-- start DATASET ROWS --

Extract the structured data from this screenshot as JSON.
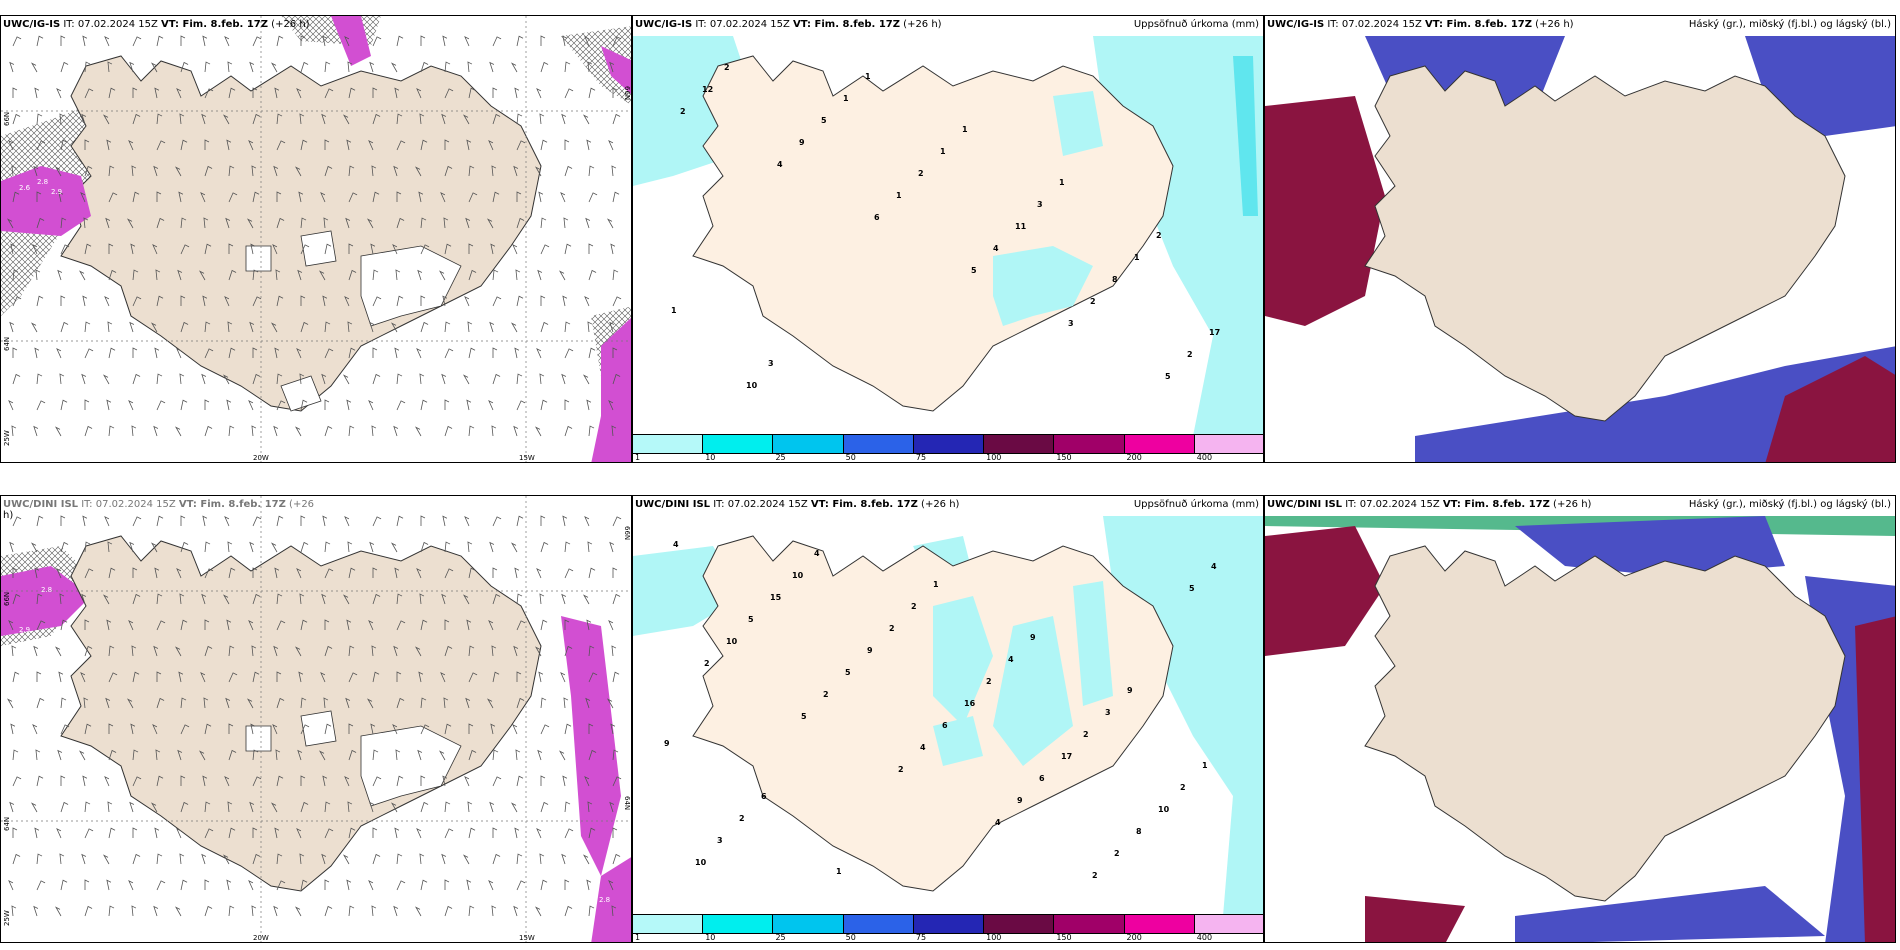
{
  "panels": [
    {
      "title_bold": "UWC/IG-IS",
      "title_rest": " IT: 07.02.2024 15Z ",
      "vt_bold": "VT: Fim. 8.feb. 17Z",
      "vt_rest": " (+26 h)",
      "right_title": ""
    },
    {
      "title_bold": "UWC/IG-IS",
      "title_rest": " IT: 07.02.2024 15Z ",
      "vt_bold": "VT: Fim. 8.feb. 17Z",
      "vt_rest": " (+26 h)",
      "right_title": "Uppsöfnuð úrkoma (mm)"
    },
    {
      "title_bold": "UWC/IG-IS",
      "title_rest": " IT: 07.02.2024 15Z ",
      "vt_bold": "VT: Fim. 8.feb. 17Z",
      "vt_rest": " (+26 h)",
      "right_title": "Háský (gr.), miðský (fj.bl.) og lágský (bl.)"
    },
    {
      "title_bold": "UWC/DINI ISL",
      "title_rest": " IT: 07.02.2024 15Z ",
      "vt_bold": "VT: Fim. 8.feb. 17Z",
      "vt_rest": " (+26",
      "line2": "h)",
      "right_title": ""
    },
    {
      "title_bold": "UWC/DINI ISL",
      "title_rest": " IT: 07.02.2024 15Z ",
      "vt_bold": "VT: Fim. 8.feb. 17Z",
      "vt_rest": " (+26 h)",
      "right_title": "Uppsöfnuð úrkoma (mm)"
    },
    {
      "title_bold": "UWC/DINI ISL",
      "title_rest": " IT: 07.02.2024 15Z ",
      "vt_bold": "VT: Fim. 8.feb. 17Z",
      "vt_rest": " (+26 h)",
      "right_title": "Háský (gr.), miðský (fj.bl.) og lágský (bl.)"
    }
  ],
  "precip_scale": {
    "colors": [
      "#b5f9f9",
      "#00eeee",
      "#00c5ee",
      "#2b62e8",
      "#2426b4",
      "#6a0a44",
      "#a00068",
      "#ee00a0",
      "#f5b4f0"
    ],
    "ticks": [
      "1",
      "10",
      "25",
      "50",
      "75",
      "100",
      "150",
      "200",
      "400"
    ]
  },
  "colors": {
    "land": "#ecdfd0",
    "land_pale": "#fdf0e2",
    "precip_light": "#b0f6f6",
    "precip_mid": "#60e6ee",
    "wind_magenta": "#d24fd2",
    "cloud_high": "#4a4fc4",
    "cloud_low": "#8a1440",
    "cloud_mid": "#2a9adb"
  },
  "coords_wind_top": {
    "lat1": "66N",
    "lat2": "64N",
    "lat3": "25W",
    "lon1": "20W",
    "lon2": "15W",
    "lat_r": "66N"
  },
  "coords_wind_bottom": {
    "lat1": "66N",
    "lat2": "64N",
    "lat3": "25W",
    "lon1": "20W",
    "lon2": "15W",
    "lat_r": "66N",
    "lat_r2": "64N"
  },
  "precip_labels_top": [
    "2",
    "4",
    "6",
    "5",
    "3",
    "5",
    "12",
    "9",
    "1",
    "4",
    "2",
    "2",
    "2",
    "5",
    "2",
    "11",
    "8",
    "17",
    "10",
    "1",
    "1",
    "3",
    "1",
    "1",
    "3",
    "1",
    "1",
    "1",
    "2"
  ],
  "precip_labels_bottom": [
    "2",
    "5",
    "2",
    "4",
    "2",
    "5",
    "10",
    "2",
    "4",
    "9",
    "2",
    "4",
    "5",
    "5",
    "6",
    "6",
    "8",
    "4",
    "15",
    "9",
    "16",
    "17",
    "10",
    "10",
    "10",
    "2",
    "2",
    "2",
    "2",
    "3",
    "4",
    "2",
    "4",
    "3",
    "1",
    "2",
    "1",
    "1",
    "9",
    "9",
    "9",
    "6"
  ],
  "wind_magenta_labels": [
    "2.8",
    "2.9",
    "2.6",
    "2.8",
    "2.9",
    "2.8"
  ]
}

-- end DATASET ROWS --

_TASK DESCRIPTION:_
Leave out the pictures and print every line of the data exactly.

_ANSWER TO THIS PROBLEM:_
Extract the structured data from this screenshot as JSON.
{
  "panels": [
    {
      "title_bold": "UWC/IG-IS",
      "title_rest": " IT: 07.02.2024 15Z ",
      "vt_bold": "VT: Fim. 8.feb. 17Z",
      "vt_rest": " (+26 h)",
      "right_title": ""
    },
    {
      "title_bold": "UWC/IG-IS",
      "title_rest": " IT: 07.02.2024 15Z ",
      "vt_bold": "VT: Fim. 8.feb. 17Z",
      "vt_rest": " (+26 h)",
      "right_title": "Uppsöfnuð úrkoma (mm)"
    },
    {
      "title_bold": "UWC/IG-IS",
      "title_rest": " IT: 07.02.2024 15Z ",
      "vt_bold": "VT: Fim. 8.feb. 17Z",
      "vt_rest": " (+26 h)",
      "right_title": "Háský (gr.), miðský (fj.bl.) og lágský (bl.)"
    },
    {
      "title_bold": "UWC/DINI ISL",
      "title_rest": " IT: 07.02.2024 15Z ",
      "vt_bold": "VT: Fim. 8.feb. 17Z",
      "vt_rest": " (+26",
      "line2": "h)",
      "right_title": ""
    },
    {
      "title_bold": "UWC/DINI ISL",
      "title_rest": " IT: 07.02.2024 15Z ",
      "vt_bold": "VT: Fim. 8.feb. 17Z",
      "vt_rest": " (+26 h)",
      "right_title": "Uppsöfnuð úrkoma (mm)"
    },
    {
      "title_bold": "UWC/DINI ISL",
      "title_rest": " IT: 07.02.2024 15Z ",
      "vt_bold": "VT: Fim. 8.feb. 17Z",
      "vt_rest": " (+26 h)",
      "right_title": "Háský (gr.), miðský (fj.bl.) og lágský (bl.)"
    }
  ],
  "precip_scale": {
    "colors": [
      "#b5f9f9",
      "#00eeee",
      "#00c5ee",
      "#2b62e8",
      "#2426b4",
      "#6a0a44",
      "#a00068",
      "#ee00a0",
      "#f5b4f0"
    ],
    "ticks": [
      "1",
      "10",
      "25",
      "50",
      "75",
      "100",
      "150",
      "200",
      "400"
    ]
  },
  "colors": {
    "land": "#ecdfd0",
    "land_pale": "#fdf0e2",
    "precip_light": "#b0f6f6",
    "precip_mid": "#60e6ee",
    "wind_magenta": "#d24fd2",
    "cloud_high": "#4a4fc4",
    "cloud_low": "#8a1440",
    "cloud_mid": "#2a9adb"
  },
  "coords_wind_top": {
    "lat1": "66N",
    "lat2": "64N",
    "lat3": "25W",
    "lon1": "20W",
    "lon2": "15W",
    "lat_r": "66N"
  },
  "coords_wind_bottom": {
    "lat1": "66N",
    "lat2": "64N",
    "lat3": "25W",
    "lon1": "20W",
    "lon2": "15W",
    "lat_r": "66N",
    "lat_r2": "64N"
  },
  "precip_labels_top": [
    "2",
    "4",
    "6",
    "5",
    "3",
    "5",
    "12",
    "9",
    "1",
    "4",
    "2",
    "2",
    "2",
    "5",
    "2",
    "11",
    "8",
    "17",
    "10",
    "1",
    "1",
    "3",
    "1",
    "1",
    "3",
    "1",
    "1",
    "1",
    "2"
  ],
  "precip_labels_bottom": [
    "2",
    "5",
    "2",
    "4",
    "2",
    "5",
    "10",
    "2",
    "4",
    "9",
    "2",
    "4",
    "5",
    "5",
    "6",
    "6",
    "8",
    "4",
    "15",
    "9",
    "16",
    "17",
    "10",
    "10",
    "10",
    "2",
    "2",
    "2",
    "2",
    "3",
    "4",
    "2",
    "4",
    "3",
    "1",
    "2",
    "1",
    "1",
    "9",
    "9",
    "9",
    "6"
  ],
  "wind_magenta_labels": [
    "2.8",
    "2.9",
    "2.6",
    "2.8",
    "2.9",
    "2.8"
  ]
}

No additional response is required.